### OBJECTIVE
Images do not belong in the copy. Retype all the entries below exactly.

### MATERIAL SUPPLIED
--- begin ---

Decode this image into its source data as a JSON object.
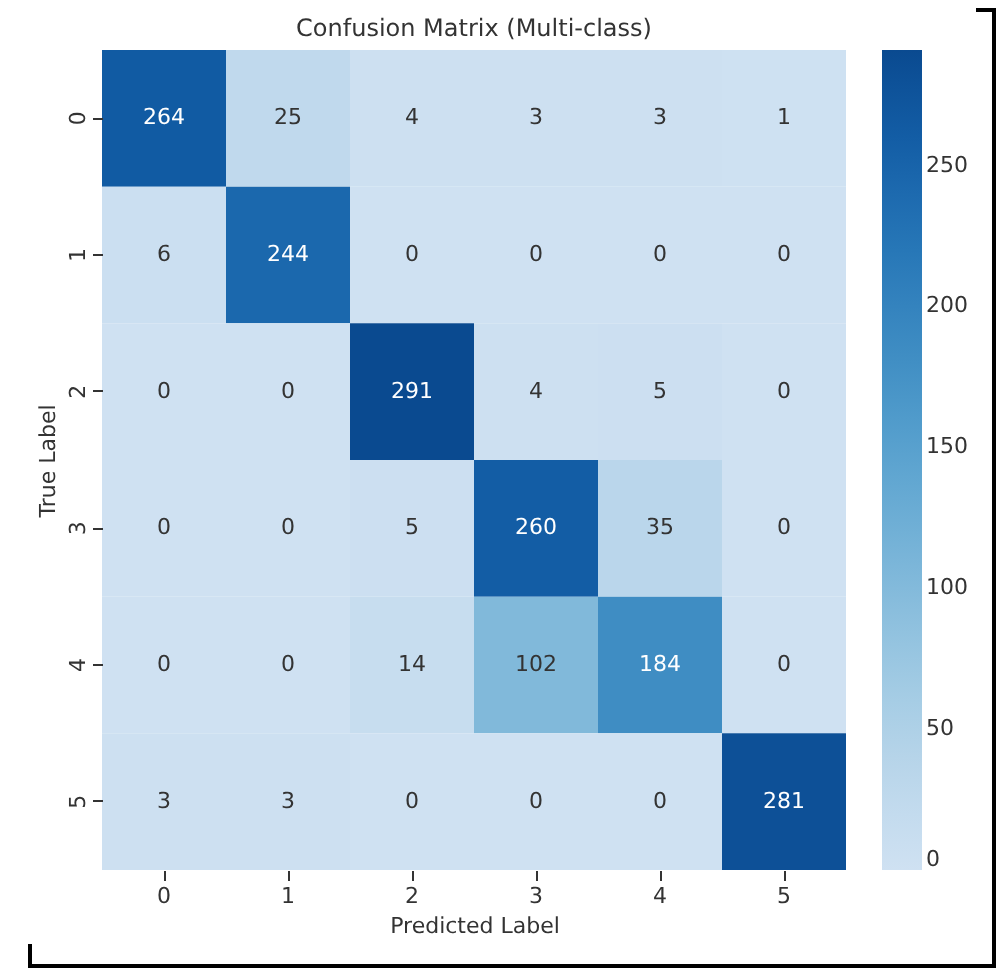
{
  "chart_data": {
    "type": "heatmap",
    "title": "Confusion Matrix (Multi-class)",
    "xlabel": "Predicted Label",
    "ylabel": "True Label",
    "categories": [
      "0",
      "1",
      "2",
      "3",
      "4",
      "5"
    ],
    "y_categories": [
      "0",
      "1",
      "2",
      "3",
      "4",
      "5"
    ],
    "cells": [
      [
        264,
        25,
        4,
        3,
        3,
        1
      ],
      [
        6,
        244,
        0,
        0,
        0,
        0
      ],
      [
        0,
        0,
        291,
        4,
        5,
        0
      ],
      [
        0,
        0,
        5,
        260,
        35,
        0
      ],
      [
        0,
        0,
        14,
        102,
        184,
        0
      ],
      [
        3,
        3,
        0,
        0,
        0,
        281
      ]
    ],
    "clim": [
      0,
      291
    ],
    "cticks": [
      0,
      50,
      100,
      150,
      200,
      250
    ],
    "data_labels": true
  }
}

--- end ---

### ANSWER FOR THE TASK
Decode this image into its source data as a JSON object.
{
  "chart_data": {
    "type": "heatmap",
    "title": "Confusion Matrix (Multi-class)",
    "xlabel": "Predicted Label",
    "ylabel": "True Label",
    "categories": [
      "0",
      "1",
      "2",
      "3",
      "4",
      "5"
    ],
    "y_categories": [
      "0",
      "1",
      "2",
      "3",
      "4",
      "5"
    ],
    "cells": [
      [
        264,
        25,
        4,
        3,
        3,
        1
      ],
      [
        6,
        244,
        0,
        0,
        0,
        0
      ],
      [
        0,
        0,
        291,
        4,
        5,
        0
      ],
      [
        0,
        0,
        5,
        260,
        35,
        0
      ],
      [
        0,
        0,
        14,
        102,
        184,
        0
      ],
      [
        3,
        3,
        0,
        0,
        0,
        281
      ]
    ],
    "clim": [
      0,
      291
    ],
    "cticks": [
      0,
      50,
      100,
      150,
      200,
      250
    ],
    "data_labels": true
  }
}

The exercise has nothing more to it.